-- start Data to process --

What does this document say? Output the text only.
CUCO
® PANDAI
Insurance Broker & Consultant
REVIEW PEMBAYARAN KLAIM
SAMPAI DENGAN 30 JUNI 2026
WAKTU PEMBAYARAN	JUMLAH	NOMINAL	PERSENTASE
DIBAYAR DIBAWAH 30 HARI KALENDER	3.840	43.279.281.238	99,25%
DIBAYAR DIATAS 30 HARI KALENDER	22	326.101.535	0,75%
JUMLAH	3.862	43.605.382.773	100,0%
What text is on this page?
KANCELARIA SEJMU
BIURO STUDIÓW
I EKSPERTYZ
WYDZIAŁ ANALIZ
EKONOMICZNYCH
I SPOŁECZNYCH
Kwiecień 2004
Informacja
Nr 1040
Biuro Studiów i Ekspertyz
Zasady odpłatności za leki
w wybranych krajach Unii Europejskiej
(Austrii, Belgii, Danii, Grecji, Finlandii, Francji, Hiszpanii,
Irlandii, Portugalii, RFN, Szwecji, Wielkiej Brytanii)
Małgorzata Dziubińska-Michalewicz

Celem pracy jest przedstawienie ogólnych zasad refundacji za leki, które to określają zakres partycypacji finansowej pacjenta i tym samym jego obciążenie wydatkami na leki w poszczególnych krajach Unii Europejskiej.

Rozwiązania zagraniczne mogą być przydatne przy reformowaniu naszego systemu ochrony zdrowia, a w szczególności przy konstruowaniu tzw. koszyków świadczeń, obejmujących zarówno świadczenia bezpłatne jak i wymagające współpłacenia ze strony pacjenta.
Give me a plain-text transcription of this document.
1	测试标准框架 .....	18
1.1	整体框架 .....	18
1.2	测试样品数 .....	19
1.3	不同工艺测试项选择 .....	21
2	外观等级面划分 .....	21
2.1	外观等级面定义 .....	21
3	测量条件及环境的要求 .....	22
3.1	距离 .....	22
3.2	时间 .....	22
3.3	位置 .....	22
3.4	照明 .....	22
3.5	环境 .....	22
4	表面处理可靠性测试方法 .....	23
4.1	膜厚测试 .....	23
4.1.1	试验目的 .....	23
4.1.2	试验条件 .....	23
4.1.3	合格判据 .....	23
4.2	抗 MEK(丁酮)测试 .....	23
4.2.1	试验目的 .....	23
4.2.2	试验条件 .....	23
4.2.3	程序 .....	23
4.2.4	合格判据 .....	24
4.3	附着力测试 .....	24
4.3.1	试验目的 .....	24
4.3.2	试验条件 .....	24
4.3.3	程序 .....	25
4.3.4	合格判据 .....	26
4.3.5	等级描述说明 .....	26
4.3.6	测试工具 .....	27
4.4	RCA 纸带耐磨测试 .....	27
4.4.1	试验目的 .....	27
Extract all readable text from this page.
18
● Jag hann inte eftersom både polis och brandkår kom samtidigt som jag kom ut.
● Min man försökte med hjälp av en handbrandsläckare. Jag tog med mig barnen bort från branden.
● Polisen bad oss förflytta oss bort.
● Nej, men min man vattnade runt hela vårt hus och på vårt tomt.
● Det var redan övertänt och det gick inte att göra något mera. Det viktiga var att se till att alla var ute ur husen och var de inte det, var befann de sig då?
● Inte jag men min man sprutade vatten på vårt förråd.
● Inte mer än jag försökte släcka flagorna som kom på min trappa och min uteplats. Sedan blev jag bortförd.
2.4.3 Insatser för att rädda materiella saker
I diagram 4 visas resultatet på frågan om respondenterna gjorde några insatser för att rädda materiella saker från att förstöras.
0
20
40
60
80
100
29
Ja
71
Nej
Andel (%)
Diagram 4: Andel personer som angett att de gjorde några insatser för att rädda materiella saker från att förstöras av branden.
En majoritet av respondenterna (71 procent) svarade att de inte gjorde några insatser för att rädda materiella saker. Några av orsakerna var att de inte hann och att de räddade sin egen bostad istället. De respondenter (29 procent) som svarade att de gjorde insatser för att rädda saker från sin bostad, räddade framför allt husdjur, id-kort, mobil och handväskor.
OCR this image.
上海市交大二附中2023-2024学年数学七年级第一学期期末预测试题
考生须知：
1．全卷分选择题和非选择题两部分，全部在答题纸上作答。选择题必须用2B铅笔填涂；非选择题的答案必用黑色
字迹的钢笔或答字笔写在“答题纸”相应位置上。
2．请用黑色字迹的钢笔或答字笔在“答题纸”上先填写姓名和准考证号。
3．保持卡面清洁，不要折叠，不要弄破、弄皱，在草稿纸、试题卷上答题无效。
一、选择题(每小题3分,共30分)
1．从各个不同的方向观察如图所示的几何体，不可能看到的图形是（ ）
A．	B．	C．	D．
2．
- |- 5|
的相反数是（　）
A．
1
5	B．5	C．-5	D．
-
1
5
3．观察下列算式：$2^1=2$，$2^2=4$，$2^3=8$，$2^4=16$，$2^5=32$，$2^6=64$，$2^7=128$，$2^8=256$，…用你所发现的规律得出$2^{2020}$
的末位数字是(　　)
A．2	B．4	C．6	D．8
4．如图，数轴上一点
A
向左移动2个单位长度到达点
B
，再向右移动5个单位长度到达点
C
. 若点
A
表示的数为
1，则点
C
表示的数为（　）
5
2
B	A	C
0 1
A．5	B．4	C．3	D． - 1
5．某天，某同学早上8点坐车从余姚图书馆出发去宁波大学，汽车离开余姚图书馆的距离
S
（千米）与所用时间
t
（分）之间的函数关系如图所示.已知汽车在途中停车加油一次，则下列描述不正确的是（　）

-- end Data to process --

Task instructions →
Where a line in the material contains "Andel", copy that line.

The response →
Andel (%)
Diagram 4: Andel personer som angett att de gjorde några insatser för att rädda materiella saker från att förstöras av branden.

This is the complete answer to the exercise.